— start EXCERPTED DATA —
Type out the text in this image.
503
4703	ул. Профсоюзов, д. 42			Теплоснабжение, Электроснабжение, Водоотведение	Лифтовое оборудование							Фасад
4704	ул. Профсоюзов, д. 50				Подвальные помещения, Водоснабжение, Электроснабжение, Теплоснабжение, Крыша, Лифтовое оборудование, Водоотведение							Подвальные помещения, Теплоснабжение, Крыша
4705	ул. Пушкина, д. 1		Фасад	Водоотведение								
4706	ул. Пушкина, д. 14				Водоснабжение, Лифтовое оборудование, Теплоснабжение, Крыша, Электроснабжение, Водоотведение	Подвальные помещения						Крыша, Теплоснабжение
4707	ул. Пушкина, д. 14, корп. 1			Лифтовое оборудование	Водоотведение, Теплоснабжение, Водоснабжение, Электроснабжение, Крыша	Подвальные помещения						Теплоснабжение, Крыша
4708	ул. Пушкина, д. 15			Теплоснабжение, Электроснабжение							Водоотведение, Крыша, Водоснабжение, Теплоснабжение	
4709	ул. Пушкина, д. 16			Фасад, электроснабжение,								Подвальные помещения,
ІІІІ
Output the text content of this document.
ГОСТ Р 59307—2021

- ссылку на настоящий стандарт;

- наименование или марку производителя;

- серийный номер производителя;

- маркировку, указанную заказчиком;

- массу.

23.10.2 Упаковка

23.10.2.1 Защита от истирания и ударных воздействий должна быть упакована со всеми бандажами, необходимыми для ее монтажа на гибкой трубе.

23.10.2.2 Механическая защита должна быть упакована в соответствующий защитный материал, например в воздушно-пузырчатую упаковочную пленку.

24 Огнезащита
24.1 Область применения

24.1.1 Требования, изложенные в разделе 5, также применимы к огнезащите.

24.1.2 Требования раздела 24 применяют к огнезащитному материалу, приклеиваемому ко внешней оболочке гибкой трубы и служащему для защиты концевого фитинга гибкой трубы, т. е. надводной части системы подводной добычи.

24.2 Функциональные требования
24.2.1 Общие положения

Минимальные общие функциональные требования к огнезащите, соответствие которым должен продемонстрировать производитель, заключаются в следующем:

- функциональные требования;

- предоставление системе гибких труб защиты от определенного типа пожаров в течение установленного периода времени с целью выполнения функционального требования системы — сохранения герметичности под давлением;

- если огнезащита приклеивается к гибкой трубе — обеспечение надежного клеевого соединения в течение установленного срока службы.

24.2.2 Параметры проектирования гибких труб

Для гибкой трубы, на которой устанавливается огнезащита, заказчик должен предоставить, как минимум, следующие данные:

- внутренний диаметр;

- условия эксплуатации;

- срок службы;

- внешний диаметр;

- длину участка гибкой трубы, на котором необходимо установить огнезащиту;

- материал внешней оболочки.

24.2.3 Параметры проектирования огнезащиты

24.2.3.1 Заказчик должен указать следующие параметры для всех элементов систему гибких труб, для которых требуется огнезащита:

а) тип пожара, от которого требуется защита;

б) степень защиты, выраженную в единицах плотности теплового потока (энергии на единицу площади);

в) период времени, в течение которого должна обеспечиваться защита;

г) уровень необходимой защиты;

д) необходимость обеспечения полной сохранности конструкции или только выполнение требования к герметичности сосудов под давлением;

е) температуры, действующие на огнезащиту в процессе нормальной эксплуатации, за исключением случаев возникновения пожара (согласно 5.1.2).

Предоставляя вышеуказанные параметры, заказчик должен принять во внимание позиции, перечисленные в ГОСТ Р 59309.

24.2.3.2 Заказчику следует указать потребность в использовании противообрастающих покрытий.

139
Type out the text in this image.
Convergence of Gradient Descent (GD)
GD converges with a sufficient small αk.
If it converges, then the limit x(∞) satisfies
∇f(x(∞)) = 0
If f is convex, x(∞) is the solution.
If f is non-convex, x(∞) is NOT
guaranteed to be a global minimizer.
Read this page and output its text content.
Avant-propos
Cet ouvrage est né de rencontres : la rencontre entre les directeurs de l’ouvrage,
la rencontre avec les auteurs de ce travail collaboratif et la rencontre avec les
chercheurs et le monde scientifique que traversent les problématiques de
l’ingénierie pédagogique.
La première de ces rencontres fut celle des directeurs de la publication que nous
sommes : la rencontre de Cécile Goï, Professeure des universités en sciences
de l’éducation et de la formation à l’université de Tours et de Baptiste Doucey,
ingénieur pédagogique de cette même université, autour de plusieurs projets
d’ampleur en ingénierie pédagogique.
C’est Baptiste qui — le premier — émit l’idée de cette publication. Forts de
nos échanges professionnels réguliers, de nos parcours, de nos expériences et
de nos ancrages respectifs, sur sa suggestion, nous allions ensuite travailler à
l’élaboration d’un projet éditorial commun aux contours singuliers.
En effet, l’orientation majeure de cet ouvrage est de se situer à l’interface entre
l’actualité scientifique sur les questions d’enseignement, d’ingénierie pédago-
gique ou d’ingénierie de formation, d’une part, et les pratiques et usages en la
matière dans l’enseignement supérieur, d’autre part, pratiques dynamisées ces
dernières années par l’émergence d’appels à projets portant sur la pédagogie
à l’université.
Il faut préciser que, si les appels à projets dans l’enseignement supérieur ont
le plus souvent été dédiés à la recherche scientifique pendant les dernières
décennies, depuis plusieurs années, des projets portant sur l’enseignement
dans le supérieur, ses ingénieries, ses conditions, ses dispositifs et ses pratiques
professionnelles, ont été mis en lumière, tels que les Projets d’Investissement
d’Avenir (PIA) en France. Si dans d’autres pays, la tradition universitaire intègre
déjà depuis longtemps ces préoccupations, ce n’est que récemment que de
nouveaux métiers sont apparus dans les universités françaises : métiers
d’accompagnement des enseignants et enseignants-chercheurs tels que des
— end EXCERPTED DATA —
### PROBLEM REQUIREMENTS
Each line above that holds the string "эксплуатации" should be copied and shown.

### OUTPUT FOR THIS EXERCISE
- условия эксплуатации;
е) температуры, действующие на огнезащиту в процессе нормальной эксплуатации, за исключением случаев возникновения пожара (согласно 5.1.2).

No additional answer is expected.